» **DIRECTION**: Output all lines exactly, with nothing added or dropped.

─── DATA SECTION

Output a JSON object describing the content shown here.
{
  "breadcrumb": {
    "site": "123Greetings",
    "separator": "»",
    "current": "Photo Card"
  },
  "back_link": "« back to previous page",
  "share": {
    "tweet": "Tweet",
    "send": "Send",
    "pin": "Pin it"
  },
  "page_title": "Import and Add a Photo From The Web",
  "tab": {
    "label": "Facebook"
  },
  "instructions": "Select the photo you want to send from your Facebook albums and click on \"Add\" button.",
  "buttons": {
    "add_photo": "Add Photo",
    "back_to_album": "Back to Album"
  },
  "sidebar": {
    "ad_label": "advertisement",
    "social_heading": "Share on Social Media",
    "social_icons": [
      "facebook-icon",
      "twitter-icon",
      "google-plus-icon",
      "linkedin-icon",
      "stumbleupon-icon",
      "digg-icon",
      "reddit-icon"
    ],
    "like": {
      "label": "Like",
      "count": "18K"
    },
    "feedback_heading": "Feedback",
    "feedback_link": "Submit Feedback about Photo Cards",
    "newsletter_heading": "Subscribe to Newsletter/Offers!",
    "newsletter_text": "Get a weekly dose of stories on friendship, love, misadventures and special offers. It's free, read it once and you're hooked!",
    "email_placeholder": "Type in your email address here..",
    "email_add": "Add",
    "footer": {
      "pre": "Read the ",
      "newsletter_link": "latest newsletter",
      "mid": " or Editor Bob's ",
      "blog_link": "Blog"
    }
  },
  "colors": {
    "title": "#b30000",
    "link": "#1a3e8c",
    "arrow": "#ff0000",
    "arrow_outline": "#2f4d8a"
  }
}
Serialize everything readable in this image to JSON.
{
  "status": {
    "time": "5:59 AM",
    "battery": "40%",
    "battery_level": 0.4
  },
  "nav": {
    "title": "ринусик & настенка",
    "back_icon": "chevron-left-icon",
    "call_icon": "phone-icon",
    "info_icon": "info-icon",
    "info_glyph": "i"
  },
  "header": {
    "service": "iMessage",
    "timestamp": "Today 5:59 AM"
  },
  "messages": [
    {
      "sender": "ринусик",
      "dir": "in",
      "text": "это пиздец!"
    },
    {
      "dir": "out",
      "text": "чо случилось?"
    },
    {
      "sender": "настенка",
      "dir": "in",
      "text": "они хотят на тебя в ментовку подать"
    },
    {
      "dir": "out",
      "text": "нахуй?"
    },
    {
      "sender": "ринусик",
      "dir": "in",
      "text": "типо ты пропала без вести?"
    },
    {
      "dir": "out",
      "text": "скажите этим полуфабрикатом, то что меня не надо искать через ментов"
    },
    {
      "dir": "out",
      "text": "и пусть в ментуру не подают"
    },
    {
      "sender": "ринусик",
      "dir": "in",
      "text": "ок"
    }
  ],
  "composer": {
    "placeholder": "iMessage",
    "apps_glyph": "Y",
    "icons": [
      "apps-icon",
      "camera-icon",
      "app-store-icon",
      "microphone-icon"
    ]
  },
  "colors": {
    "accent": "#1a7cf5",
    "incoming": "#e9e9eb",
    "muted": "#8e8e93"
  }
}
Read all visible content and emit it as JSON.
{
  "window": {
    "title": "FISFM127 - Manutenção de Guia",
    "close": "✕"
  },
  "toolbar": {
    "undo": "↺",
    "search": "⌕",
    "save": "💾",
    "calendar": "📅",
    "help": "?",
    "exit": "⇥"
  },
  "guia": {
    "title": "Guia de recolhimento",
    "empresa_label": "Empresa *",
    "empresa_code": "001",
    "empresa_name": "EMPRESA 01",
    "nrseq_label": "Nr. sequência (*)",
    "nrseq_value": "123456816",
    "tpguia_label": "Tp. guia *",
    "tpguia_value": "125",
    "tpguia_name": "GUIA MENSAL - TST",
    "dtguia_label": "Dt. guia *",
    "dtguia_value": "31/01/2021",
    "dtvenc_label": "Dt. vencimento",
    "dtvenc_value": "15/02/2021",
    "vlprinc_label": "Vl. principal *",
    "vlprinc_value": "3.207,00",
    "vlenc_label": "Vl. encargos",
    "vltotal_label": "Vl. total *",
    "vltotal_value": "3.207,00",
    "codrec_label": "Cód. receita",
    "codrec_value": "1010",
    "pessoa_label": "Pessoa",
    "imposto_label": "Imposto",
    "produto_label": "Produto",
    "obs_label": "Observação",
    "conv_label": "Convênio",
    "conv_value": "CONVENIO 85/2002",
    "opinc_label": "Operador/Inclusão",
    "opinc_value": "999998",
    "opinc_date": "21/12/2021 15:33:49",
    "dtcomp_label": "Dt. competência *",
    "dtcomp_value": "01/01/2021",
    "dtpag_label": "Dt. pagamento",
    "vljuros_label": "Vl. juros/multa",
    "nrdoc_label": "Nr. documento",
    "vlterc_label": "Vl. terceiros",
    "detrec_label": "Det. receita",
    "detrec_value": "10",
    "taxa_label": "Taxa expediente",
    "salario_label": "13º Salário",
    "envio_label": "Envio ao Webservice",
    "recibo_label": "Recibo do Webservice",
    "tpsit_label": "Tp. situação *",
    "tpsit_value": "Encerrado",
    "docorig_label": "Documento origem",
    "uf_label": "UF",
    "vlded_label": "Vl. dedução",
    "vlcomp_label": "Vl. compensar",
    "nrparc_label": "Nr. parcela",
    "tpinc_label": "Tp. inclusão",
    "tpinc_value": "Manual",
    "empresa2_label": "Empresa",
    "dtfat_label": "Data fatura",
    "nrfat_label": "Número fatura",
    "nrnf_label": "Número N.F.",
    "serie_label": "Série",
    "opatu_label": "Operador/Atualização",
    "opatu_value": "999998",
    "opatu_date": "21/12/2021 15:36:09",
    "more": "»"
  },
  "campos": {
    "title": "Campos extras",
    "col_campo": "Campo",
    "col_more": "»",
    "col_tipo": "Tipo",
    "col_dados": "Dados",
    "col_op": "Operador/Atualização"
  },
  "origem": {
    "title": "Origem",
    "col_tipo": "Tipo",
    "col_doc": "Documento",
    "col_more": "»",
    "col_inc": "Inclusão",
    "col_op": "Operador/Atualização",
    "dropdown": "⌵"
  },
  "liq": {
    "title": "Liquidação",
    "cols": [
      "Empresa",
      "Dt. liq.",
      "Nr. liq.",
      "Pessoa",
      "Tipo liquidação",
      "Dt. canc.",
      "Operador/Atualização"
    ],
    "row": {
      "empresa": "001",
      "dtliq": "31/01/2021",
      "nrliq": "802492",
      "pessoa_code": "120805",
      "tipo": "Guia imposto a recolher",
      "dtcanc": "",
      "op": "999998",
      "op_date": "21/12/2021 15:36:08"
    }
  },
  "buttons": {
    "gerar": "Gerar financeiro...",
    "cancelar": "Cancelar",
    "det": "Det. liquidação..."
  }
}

──────

» **TASK RESULT**:
Output a JSON object describing the content shown here.
{
  "breadcrumb": {
    "site": "123Greetings",
    "separator": "»",
    "current": "Photo Card"
  },
  "back_link": "« back to previous page",
  "share": {
    "tweet": "Tweet",
    "send": "Send",
    "pin": "Pin it"
  },
  "page_title": "Import and Add a Photo From The Web",
  "tab": {
    "label": "Facebook"
  },
  "instructions": "Select the photo you want to send from your Facebook albums and click on \"Add\" button.",
  "buttons": {
    "add_photo": "Add Photo",
    "back_to_album": "Back to Album"
  },
  "sidebar": {
    "ad_label": "advertisement",
    "social_heading": "Share on Social Media",
    "social_icons": [
      "facebook-icon",
      "twitter-icon",
      "google-plus-icon",
      "linkedin-icon",
      "stumbleupon-icon",
      "digg-icon",
      "reddit-icon"
    ],
    "like": {
      "label": "Like",
      "count": "18K"
    },
    "feedback_heading": "Feedback",
    "feedback_link": "Submit Feedback about Photo Cards",
    "newsletter_heading": "Subscribe to Newsletter/Offers!",
    "newsletter_text": "Get a weekly dose of stories on friendship, love, misadventures and special offers. It's free, read it once and you're hooked!",
    "email_placeholder": "Type in your email address here..",
    "email_add": "Add",
    "footer": {
      "pre": "Read the ",
      "newsletter_link": "latest newsletter",
      "mid": " or Editor Bob's ",
      "blog_link": "Blog"
    }
  },
  "colors": {
    "title": "#b30000",
    "link": "#1a3e8c",
    "arrow": "#ff0000",
    "arrow_outline": "#2f4d8a"
  }
}
Serialize everything readable in this image to JSON.
{
  "status": {
    "time": "5:59 AM",
    "battery": "40%",
    "battery_level": 0.4
  },
  "nav": {
    "title": "ринусик & настенка",
    "back_icon": "chevron-left-icon",
    "call_icon": "phone-icon",
    "info_icon": "info-icon",
    "info_glyph": "i"
  },
  "header": {
    "service": "iMessage",
    "timestamp": "Today 5:59 AM"
  },
  "messages": [
    {
      "sender": "ринусик",
      "dir": "in",
      "text": "это пиздец!"
    },
    {
      "dir": "out",
      "text": "чо случилось?"
    },
    {
      "sender": "настенка",
      "dir": "in",
      "text": "они хотят на тебя в ментовку подать"
    },
    {
      "dir": "out",
      "text": "нахуй?"
    },
    {
      "sender": "ринусик",
      "dir": "in",
      "text": "типо ты пропала без вести?"
    },
    {
      "dir": "out",
      "text": "скажите этим полуфабрикатом, то что меня не надо искать через ментов"
    },
    {
      "dir": "out",
      "text": "и пусть в ментуру не подают"
    },
    {
      "sender": "ринусик",
      "dir": "in",
      "text": "ок"
    }
  ],
  "composer": {
    "placeholder": "iMessage",
    "apps_glyph": "Y",
    "icons": [
      "apps-icon",
      "camera-icon",
      "app-store-icon",
      "microphone-icon"
    ]
  },
  "colors": {
    "accent": "#1a7cf5",
    "incoming": "#e9e9eb",
    "muted": "#8e8e93"
  }
}
Read all visible content and emit it as JSON.
{
  "window": {
    "title": "FISFM127 - Manutenção de Guia",
    "close": "✕"
  },
  "toolbar": {
    "undo": "↺",
    "search": "⌕",
    "save": "💾",
    "calendar": "📅",
    "help": "?",
    "exit": "⇥"
  },
  "guia": {
    "title": "Guia de recolhimento",
    "empresa_label": "Empresa *",
    "empresa_code": "001",
    "empresa_name": "EMPRESA 01",
    "nrseq_label": "Nr. sequência (*)",
    "nrseq_value": "123456816",
    "tpguia_label": "Tp. guia *",
    "tpguia_value": "125",
    "tpguia_name": "GUIA MENSAL - TST",
    "dtguia_label": "Dt. guia *",
    "dtguia_value": "31/01/2021",
    "dtvenc_label": "Dt. vencimento",
    "dtvenc_value": "15/02/2021",
    "vlprinc_label": "Vl. principal *",
    "vlprinc_value": "3.207,00",
    "vlenc_label": "Vl. encargos",
    "vltotal_label": "Vl. total *",
    "vltotal_value": "3.207,00",
    "codrec_label": "Cód. receita",
    "codrec_value": "1010",
    "pessoa_label": "Pessoa",
    "imposto_label": "Imposto",
    "produto_label": "Produto",
    "obs_label": "Observação",
    "conv_label": "Convênio",
    "conv_value": "CONVENIO 85/2002",
    "opinc_label": "Operador/Inclusão",
    "opinc_value": "999998",
    "opinc_date": "21/12/2021 15:33:49",
    "dtcomp_label": "Dt. competência *",
    "dtcomp_value": "01/01/2021",
    "dtpag_label": "Dt. pagamento",
    "vljuros_label": "Vl. juros/multa",
    "nrdoc_label": "Nr. documento",
    "vlterc_label": "Vl. terceiros",
    "detrec_label": "Det. receita",
    "detrec_value": "10",
    "taxa_label": "Taxa expediente",
    "salario_label": "13º Salário",
    "envio_label": "Envio ao Webservice",
    "recibo_label": "Recibo do Webservice",
    "tpsit_label": "Tp. situação *",
    "tpsit_value": "Encerrado",
    "docorig_label": "Documento origem",
    "uf_label": "UF",
    "vlded_label": "Vl. dedução",
    "vlcomp_label": "Vl. compensar",
    "nrparc_label": "Nr. parcela",
    "tpinc_label": "Tp. inclusão",
    "tpinc_value": "Manual",
    "empresa2_label": "Empresa",
    "dtfat_label": "Data fatura",
    "nrfat_label": "Número fatura",
    "nrnf_label": "Número N.F.",
    "serie_label": "Série",
    "opatu_label": "Operador/Atualização",
    "opatu_value": "999998",
    "opatu_date": "21/12/2021 15:36:09",
    "more": "»"
  },
  "campos": {
    "title": "Campos extras",
    "col_campo": "Campo",
    "col_more": "»",
    "col_tipo": "Tipo",
    "col_dados": "Dados",
    "col_op": "Operador/Atualização"
  },
  "origem": {
    "title": "Origem",
    "col_tipo": "Tipo",
    "col_doc": "Documento",
    "col_more": "»",
    "col_inc": "Inclusão",
    "col_op": "Operador/Atualização",
    "dropdown": "⌵"
  },
  "liq": {
    "title": "Liquidação",
    "cols": [
      "Empresa",
      "Dt. liq.",
      "Nr. liq.",
      "Pessoa",
      "Tipo liquidação",
      "Dt. canc.",
      "Operador/Atualização"
    ],
    "row": {
      "empresa": "001",
      "dtliq": "31/01/2021",
      "nrliq": "802492",
      "pessoa_code": "120805",
      "tipo": "Guia imposto a recolher",
      "dtcanc": "",
      "op": "999998",
      "op_date": "21/12/2021 15:36:08"
    }
  },
  "buttons": {
    "gerar": "Gerar financeiro...",
    "cancelar": "Cancelar",
    "det": "Det. liquidação..."
  }
}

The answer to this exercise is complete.